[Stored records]
--- Start ---

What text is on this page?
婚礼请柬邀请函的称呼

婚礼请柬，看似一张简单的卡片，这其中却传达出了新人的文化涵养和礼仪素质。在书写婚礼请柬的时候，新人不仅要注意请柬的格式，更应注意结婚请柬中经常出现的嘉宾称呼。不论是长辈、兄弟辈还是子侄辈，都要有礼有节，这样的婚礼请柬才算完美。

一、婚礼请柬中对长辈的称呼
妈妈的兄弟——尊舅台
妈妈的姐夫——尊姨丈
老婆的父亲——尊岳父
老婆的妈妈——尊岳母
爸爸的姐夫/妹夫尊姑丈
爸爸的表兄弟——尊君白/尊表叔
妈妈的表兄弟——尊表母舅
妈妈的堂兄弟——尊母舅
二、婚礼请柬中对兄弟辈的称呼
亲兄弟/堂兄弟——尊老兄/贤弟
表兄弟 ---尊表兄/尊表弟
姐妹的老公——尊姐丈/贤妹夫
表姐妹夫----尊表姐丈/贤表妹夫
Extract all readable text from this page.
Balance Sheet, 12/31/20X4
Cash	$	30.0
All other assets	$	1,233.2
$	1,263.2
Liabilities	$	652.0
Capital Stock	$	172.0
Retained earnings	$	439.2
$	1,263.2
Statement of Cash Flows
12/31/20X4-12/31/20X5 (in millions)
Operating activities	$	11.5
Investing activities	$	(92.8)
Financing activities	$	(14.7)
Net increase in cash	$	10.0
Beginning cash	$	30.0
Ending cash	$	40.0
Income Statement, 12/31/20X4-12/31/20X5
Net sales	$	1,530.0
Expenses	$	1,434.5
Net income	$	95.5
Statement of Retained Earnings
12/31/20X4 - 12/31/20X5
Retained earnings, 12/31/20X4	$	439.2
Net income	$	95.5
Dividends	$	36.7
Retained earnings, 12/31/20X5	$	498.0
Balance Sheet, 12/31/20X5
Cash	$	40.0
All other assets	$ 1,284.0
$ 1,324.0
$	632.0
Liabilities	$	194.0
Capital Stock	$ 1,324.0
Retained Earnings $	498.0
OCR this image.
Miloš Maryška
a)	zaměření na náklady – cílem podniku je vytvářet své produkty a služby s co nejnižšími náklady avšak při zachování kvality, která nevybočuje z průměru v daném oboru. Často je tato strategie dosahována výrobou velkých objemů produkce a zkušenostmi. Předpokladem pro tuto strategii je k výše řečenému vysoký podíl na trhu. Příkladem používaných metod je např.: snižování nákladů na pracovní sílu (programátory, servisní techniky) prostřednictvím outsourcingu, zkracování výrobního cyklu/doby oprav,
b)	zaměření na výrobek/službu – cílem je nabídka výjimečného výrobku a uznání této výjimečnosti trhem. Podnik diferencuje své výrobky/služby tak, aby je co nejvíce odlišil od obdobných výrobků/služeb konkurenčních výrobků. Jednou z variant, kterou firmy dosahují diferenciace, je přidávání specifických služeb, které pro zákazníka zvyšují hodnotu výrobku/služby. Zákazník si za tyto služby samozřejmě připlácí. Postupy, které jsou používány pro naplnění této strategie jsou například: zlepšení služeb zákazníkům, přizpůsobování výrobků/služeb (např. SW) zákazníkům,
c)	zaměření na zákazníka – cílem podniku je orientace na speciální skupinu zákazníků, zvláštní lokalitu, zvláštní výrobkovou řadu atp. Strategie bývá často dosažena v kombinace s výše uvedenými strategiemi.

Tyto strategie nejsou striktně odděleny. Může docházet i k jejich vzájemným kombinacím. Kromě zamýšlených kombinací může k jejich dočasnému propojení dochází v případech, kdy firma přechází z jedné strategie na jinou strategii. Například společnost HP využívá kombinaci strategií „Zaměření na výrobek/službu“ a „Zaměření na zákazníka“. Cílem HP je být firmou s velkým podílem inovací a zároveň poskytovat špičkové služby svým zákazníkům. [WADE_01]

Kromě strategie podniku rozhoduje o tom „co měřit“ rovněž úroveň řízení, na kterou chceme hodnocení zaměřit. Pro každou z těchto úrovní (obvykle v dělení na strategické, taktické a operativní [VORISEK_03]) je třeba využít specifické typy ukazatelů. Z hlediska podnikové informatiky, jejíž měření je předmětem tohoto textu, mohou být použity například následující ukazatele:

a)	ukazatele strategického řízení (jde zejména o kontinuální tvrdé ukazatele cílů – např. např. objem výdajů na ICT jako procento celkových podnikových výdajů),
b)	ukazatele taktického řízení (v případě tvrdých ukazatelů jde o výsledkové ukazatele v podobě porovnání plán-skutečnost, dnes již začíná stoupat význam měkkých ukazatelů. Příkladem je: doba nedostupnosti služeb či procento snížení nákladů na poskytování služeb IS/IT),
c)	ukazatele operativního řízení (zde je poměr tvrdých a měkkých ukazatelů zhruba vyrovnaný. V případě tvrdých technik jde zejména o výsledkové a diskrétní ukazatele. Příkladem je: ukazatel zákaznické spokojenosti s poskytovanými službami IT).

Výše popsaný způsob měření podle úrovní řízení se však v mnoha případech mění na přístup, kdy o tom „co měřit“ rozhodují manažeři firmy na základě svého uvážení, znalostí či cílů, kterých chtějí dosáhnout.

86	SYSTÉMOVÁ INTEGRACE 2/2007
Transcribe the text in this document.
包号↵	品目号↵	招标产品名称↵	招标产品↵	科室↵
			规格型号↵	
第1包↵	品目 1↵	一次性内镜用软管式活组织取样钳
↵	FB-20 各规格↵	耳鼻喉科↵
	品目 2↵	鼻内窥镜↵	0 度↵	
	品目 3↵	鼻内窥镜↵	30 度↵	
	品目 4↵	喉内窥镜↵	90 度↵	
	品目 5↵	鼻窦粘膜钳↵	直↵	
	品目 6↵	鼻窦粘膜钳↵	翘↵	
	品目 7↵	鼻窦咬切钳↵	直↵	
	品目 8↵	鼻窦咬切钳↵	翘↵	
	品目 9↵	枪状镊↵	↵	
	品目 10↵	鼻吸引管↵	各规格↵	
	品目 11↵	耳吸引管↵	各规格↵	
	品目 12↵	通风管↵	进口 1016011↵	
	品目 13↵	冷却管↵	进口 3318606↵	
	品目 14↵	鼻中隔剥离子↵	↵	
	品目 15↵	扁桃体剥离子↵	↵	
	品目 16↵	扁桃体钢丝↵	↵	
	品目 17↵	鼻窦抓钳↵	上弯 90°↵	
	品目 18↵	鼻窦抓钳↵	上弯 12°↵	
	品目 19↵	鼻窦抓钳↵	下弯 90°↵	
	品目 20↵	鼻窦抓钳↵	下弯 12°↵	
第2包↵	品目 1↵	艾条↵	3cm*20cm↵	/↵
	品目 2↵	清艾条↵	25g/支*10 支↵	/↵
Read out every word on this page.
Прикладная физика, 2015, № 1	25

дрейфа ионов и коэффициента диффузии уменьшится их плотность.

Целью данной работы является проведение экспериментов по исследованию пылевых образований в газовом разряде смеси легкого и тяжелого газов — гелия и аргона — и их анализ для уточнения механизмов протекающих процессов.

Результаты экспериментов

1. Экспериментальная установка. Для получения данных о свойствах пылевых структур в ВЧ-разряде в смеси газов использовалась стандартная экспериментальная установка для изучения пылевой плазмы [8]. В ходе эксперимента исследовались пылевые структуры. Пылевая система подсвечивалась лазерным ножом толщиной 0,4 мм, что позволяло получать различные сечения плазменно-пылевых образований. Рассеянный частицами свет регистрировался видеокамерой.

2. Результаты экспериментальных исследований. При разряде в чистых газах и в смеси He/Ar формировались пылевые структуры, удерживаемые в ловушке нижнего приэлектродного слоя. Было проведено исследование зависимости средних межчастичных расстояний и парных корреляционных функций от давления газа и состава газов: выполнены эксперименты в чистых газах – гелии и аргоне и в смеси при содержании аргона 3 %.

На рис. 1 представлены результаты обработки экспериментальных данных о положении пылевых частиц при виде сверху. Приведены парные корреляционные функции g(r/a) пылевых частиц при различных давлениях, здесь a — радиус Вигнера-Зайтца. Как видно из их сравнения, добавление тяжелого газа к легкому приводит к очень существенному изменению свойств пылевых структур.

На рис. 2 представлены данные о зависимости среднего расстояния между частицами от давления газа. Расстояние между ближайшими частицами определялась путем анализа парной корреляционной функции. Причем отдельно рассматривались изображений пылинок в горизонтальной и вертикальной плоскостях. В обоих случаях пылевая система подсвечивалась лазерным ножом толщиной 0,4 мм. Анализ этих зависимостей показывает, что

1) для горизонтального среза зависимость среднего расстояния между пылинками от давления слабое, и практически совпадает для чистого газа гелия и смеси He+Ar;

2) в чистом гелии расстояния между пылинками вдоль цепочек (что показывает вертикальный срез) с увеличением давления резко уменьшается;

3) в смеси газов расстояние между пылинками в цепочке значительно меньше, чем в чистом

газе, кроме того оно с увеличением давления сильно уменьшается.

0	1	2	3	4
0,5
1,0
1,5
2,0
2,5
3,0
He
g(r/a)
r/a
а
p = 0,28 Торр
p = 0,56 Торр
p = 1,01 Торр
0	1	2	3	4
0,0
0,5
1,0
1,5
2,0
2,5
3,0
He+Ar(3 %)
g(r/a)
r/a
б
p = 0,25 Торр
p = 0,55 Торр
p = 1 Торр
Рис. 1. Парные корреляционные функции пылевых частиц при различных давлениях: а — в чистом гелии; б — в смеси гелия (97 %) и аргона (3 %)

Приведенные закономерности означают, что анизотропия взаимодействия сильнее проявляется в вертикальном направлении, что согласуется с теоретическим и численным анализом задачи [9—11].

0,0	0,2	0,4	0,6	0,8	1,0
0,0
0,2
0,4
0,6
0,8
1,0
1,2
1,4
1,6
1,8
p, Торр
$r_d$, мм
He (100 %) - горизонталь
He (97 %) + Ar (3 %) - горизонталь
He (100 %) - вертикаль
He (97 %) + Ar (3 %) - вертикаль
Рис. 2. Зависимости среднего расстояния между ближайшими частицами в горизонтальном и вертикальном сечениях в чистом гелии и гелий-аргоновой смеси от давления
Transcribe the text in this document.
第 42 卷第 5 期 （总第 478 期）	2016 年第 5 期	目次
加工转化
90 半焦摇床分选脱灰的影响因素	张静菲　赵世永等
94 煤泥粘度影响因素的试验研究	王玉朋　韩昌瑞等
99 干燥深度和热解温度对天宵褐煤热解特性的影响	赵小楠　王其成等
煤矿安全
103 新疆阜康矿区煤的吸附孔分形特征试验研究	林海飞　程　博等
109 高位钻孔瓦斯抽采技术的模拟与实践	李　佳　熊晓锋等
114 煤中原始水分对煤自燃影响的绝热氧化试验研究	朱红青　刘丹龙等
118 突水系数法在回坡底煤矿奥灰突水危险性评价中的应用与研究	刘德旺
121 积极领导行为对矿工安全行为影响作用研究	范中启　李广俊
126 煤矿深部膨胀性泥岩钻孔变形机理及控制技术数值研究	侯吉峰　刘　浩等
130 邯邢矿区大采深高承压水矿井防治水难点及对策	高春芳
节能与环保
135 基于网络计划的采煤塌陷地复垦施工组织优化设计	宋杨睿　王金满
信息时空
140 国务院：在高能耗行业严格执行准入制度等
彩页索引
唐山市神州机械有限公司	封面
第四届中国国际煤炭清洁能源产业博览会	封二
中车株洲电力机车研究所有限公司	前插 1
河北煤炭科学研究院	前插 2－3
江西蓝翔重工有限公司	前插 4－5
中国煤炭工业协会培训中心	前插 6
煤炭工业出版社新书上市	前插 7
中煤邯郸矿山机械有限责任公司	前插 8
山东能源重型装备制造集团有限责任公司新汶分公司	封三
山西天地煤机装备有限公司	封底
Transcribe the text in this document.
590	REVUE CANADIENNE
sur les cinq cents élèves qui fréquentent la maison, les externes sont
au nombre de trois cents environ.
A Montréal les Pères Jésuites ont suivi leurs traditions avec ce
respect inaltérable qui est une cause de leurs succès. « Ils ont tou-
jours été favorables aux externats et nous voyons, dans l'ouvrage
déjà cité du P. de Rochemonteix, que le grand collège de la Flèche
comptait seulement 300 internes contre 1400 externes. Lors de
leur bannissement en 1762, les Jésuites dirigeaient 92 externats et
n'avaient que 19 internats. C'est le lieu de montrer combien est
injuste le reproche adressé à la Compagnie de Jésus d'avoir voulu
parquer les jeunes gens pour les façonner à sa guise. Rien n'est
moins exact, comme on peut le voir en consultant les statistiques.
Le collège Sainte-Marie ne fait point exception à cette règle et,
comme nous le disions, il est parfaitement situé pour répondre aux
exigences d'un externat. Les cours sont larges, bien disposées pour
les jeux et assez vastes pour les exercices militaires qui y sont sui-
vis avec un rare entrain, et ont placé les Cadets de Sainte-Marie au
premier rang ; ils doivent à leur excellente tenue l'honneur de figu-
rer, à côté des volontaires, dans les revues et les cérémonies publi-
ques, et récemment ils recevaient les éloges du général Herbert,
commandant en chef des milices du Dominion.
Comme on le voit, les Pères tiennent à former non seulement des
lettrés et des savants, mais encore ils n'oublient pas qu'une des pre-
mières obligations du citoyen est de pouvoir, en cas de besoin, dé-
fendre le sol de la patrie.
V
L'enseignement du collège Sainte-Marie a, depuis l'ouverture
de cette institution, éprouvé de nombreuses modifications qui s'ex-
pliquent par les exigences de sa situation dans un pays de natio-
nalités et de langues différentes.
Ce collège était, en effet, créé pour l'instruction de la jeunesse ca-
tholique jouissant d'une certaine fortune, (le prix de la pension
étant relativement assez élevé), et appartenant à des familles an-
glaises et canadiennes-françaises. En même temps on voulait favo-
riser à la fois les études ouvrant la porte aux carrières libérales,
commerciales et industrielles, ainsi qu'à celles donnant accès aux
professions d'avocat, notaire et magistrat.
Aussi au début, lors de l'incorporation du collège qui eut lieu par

--- End ---

Exercise requirements
Pick out each line in the material containing "Торр".

Answer for the task
p = 0,28 Торр
p = 0,56 Торр
p = 1,01 Торр
p = 0,25 Торр
p = 0,55 Торр
p = 1 Торр
p, Торр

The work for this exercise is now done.